__Aim of the exercise__. Reproduce all lines of the listing below in which the word "성주지역민들의" occurs.

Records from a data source

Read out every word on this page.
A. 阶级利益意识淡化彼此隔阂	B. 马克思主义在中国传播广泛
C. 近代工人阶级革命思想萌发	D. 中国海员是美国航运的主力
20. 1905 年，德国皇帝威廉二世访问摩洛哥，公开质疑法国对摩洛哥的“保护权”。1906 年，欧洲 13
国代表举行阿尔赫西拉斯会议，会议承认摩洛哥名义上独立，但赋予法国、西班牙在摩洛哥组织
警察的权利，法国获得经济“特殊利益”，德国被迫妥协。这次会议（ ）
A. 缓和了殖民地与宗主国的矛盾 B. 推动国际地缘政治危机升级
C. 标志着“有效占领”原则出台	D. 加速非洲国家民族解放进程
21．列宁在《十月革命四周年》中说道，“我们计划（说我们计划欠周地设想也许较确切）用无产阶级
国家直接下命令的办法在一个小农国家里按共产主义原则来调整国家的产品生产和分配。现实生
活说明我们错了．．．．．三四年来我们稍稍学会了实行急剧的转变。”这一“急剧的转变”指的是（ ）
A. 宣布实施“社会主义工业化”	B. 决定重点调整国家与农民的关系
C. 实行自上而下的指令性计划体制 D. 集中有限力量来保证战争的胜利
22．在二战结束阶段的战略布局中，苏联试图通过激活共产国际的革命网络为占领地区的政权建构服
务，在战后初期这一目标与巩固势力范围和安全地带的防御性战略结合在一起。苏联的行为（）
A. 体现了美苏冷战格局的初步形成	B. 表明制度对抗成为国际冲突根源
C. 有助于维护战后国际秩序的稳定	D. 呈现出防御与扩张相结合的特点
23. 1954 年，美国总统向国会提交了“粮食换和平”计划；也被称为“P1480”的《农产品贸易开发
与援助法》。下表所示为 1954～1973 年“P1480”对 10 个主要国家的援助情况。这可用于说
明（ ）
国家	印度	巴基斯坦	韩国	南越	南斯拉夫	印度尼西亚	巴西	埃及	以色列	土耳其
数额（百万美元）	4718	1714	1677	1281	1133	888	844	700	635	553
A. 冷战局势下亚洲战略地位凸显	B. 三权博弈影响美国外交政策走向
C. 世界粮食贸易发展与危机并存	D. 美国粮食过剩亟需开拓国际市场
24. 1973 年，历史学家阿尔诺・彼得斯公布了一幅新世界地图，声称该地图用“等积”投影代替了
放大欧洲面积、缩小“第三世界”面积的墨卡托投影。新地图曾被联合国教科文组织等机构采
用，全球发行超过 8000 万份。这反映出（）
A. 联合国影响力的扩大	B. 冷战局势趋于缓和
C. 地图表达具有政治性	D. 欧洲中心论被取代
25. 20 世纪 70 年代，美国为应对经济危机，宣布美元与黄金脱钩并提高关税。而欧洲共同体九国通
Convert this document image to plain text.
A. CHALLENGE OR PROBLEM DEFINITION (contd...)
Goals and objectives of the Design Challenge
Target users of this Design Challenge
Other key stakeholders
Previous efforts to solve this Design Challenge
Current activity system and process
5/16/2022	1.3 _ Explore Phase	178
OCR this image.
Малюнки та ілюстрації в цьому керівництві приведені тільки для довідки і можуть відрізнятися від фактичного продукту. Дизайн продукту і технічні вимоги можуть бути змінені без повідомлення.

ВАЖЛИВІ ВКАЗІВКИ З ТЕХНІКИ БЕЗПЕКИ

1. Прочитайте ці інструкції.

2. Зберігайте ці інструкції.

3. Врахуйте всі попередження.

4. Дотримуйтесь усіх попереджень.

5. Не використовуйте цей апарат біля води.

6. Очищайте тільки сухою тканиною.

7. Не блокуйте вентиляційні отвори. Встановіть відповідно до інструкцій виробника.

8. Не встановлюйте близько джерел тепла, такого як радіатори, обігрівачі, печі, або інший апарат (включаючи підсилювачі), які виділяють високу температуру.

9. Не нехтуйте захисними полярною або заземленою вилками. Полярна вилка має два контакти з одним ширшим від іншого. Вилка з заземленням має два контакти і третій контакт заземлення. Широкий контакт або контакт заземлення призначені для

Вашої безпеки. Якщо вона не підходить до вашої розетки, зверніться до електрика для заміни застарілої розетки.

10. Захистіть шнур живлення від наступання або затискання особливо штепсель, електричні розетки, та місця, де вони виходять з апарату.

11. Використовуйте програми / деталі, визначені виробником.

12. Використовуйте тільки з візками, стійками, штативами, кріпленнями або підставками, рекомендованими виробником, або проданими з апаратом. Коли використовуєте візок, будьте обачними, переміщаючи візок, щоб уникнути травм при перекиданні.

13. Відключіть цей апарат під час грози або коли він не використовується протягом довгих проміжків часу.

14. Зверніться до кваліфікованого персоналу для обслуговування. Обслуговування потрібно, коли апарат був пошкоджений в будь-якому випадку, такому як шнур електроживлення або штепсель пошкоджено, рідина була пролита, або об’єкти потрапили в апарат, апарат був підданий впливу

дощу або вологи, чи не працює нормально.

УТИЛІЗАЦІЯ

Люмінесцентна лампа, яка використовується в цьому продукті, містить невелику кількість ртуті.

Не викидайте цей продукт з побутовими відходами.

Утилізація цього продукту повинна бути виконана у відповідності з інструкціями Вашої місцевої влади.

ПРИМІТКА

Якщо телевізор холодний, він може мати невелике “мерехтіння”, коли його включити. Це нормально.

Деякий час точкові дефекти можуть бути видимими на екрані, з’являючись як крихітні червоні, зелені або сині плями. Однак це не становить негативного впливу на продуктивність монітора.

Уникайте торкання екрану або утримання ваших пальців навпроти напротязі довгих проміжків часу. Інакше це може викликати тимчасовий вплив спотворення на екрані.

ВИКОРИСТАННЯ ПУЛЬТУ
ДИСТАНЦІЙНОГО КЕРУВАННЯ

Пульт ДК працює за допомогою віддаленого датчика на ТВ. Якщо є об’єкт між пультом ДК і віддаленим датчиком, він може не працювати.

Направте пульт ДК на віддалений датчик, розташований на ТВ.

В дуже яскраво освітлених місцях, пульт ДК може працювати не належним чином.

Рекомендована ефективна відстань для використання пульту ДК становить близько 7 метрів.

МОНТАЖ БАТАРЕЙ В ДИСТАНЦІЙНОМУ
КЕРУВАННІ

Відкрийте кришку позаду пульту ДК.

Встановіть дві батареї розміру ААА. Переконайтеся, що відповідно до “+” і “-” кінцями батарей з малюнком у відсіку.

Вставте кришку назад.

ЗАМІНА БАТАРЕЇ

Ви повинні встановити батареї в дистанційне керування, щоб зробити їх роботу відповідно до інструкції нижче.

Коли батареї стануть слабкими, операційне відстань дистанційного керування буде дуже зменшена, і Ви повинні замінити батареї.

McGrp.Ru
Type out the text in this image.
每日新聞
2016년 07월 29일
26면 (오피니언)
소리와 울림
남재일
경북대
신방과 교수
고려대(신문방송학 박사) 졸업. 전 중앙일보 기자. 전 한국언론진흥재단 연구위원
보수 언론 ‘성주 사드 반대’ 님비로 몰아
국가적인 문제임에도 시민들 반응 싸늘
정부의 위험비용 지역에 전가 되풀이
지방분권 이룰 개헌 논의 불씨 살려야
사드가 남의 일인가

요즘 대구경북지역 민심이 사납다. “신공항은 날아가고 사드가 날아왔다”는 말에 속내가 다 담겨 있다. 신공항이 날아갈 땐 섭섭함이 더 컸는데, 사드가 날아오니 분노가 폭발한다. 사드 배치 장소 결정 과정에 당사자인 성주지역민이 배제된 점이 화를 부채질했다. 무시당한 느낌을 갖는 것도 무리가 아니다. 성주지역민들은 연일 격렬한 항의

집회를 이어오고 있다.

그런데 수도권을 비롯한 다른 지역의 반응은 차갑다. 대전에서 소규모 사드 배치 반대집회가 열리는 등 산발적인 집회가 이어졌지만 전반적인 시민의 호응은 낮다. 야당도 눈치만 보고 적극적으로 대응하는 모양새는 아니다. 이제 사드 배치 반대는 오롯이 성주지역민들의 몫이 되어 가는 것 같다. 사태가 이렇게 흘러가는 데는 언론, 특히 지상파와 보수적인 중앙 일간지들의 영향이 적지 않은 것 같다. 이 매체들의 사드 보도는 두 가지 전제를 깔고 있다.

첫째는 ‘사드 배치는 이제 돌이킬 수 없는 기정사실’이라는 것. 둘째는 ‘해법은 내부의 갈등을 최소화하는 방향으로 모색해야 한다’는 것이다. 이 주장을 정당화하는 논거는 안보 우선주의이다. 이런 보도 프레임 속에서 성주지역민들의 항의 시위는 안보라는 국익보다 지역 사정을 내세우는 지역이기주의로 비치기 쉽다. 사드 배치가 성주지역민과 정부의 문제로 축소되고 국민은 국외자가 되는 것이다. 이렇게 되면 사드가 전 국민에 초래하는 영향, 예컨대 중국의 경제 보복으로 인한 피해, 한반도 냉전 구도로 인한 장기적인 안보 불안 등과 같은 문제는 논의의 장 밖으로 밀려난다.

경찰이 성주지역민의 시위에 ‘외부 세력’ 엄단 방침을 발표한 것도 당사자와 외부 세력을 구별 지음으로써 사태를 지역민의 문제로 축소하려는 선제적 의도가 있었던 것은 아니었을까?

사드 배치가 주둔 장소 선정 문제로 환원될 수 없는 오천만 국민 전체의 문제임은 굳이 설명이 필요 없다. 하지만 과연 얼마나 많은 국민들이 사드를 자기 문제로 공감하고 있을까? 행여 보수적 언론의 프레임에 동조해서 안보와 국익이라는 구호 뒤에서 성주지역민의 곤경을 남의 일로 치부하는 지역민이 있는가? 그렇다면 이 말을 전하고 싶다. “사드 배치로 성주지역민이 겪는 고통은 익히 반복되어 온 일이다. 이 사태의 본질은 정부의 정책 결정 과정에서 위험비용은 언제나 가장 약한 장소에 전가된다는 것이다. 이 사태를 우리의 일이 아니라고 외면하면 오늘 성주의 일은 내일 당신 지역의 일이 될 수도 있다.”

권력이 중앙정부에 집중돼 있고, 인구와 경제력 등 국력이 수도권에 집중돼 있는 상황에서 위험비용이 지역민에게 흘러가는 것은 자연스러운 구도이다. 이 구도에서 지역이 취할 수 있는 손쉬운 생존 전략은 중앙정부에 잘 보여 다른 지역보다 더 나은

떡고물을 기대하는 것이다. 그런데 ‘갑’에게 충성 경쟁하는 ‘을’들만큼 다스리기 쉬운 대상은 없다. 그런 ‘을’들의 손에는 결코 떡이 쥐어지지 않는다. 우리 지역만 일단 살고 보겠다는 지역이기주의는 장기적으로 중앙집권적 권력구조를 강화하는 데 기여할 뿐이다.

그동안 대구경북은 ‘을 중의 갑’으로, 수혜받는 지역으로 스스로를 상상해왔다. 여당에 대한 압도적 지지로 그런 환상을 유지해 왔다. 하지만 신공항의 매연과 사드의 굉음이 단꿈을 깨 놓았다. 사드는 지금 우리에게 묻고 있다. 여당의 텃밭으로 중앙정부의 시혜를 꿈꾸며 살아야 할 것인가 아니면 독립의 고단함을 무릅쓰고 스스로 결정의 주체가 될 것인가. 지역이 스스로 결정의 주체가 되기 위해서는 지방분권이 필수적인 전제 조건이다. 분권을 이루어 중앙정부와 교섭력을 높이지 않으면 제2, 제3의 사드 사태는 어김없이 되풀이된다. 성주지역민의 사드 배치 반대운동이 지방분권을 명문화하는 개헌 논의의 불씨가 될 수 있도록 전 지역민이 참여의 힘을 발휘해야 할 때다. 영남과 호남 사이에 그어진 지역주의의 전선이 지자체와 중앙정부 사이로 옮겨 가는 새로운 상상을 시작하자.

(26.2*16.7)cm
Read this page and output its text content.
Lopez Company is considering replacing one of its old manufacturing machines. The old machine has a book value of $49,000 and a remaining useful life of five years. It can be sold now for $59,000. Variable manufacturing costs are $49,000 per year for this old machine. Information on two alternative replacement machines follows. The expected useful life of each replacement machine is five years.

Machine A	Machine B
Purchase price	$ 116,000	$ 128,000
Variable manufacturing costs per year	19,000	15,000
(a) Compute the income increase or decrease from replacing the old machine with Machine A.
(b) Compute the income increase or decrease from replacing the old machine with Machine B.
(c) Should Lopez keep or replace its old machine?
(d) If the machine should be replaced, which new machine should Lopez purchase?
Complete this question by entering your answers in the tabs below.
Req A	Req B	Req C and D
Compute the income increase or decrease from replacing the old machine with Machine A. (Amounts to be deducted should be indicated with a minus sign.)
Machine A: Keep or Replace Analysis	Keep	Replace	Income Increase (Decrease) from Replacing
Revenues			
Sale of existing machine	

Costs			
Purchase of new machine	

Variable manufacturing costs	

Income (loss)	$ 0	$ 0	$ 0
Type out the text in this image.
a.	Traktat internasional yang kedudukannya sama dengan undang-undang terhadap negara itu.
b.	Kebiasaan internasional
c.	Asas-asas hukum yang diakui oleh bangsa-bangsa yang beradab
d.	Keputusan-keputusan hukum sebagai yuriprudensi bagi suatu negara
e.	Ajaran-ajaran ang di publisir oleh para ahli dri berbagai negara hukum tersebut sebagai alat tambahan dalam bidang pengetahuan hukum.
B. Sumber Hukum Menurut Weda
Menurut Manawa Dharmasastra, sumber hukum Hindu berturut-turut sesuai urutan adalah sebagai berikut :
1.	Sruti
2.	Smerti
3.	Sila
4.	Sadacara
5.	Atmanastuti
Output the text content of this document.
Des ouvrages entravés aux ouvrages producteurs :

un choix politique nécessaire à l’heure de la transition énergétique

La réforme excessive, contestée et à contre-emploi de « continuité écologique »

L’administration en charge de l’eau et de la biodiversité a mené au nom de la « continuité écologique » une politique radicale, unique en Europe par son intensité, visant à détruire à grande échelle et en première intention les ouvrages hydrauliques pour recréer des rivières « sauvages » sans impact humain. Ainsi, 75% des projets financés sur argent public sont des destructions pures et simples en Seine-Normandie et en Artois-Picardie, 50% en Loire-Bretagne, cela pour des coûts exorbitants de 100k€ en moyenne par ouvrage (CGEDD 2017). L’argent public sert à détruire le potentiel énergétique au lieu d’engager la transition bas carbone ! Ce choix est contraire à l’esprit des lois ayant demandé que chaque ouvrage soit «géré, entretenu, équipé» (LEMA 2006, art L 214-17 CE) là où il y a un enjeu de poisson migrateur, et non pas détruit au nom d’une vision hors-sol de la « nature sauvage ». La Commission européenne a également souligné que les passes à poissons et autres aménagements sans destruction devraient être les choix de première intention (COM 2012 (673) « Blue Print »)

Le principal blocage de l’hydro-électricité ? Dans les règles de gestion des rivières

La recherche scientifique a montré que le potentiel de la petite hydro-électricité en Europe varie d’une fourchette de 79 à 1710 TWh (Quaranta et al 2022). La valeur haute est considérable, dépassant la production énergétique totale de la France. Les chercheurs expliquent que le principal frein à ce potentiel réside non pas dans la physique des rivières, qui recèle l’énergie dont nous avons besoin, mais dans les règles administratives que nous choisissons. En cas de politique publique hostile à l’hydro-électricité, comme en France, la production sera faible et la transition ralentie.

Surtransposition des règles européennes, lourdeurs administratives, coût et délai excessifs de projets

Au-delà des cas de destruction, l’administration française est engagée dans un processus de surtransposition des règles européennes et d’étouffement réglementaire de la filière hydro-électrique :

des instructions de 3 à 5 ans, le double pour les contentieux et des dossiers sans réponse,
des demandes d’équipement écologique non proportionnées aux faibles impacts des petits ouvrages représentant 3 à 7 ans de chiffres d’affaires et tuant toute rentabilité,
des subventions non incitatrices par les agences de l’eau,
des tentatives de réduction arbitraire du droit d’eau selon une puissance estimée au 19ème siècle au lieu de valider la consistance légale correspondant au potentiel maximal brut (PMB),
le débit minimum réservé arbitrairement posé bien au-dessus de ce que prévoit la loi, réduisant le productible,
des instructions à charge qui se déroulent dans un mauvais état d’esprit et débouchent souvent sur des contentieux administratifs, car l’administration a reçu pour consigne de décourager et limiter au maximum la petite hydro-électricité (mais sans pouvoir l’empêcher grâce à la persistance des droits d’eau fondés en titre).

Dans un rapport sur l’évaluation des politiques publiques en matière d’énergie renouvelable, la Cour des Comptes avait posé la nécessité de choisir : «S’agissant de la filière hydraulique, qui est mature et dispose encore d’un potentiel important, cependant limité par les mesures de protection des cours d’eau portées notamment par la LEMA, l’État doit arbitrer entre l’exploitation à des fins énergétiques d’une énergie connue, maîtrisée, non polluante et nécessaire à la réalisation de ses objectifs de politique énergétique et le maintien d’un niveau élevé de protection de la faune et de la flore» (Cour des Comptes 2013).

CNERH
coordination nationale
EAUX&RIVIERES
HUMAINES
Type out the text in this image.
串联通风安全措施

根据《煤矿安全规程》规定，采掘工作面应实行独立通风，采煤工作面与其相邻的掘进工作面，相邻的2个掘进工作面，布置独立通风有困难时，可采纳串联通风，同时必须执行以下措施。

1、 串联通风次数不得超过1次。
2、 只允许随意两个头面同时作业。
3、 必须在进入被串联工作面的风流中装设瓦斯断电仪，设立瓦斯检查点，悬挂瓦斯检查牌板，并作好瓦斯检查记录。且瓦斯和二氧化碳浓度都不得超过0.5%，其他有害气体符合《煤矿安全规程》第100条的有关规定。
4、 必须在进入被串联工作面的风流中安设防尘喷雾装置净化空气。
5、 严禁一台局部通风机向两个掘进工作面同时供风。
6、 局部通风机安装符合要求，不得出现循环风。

__Solution to this exercise__.
그런데 수도권을 비롯한 다른 지역의 반응은 차갑다. 대전에서 소규모 사드 배치 반대집회가 열리는 등 산발적인 집회가 이어졌지만 전반적인 시민의 호응은 낮다. 야당도 눈치만 보고 적극적으로 대응하는 모양새는 아니다. 이제 사드 배치 반대는 오롯이 성주지역민들의 몫이 되어 가는 것 같다. 사태가 이렇게 흘러가는 데는 언론, 특히 지상파와 보수적인 중앙 일간지들의 영향이 적지 않은 것 같다. 이 매체들의 사드 보도는 두 가지 전제를 깔고 있다.
첫째는 ‘사드 배치는 이제 돌이킬 수 없는 기정사실’이라는 것. 둘째는 ‘해법은 내부의 갈등을 최소화하는 방향으로 모색해야 한다’는 것이다. 이 주장을 정당화하는 논거는 안보 우선주의이다. 이런 보도 프레임 속에서 성주지역민들의 항의 시위는 안보라는 국익보다 지역 사정을 내세우는 지역이기주의로 비치기 쉽다. 사드 배치가 성주지역민과 정부의 문제로 축소되고 국민은 국외자가 되는 것이다. 이렇게 되면 사드가 전 국민에 초래하는 영향, 예컨대 중국의 경제 보복으로 인한 피해, 한반도 냉전 구도로 인한 장기적인 안보 불안 등과 같은 문제는 논의의 장 밖으로 밀려난다.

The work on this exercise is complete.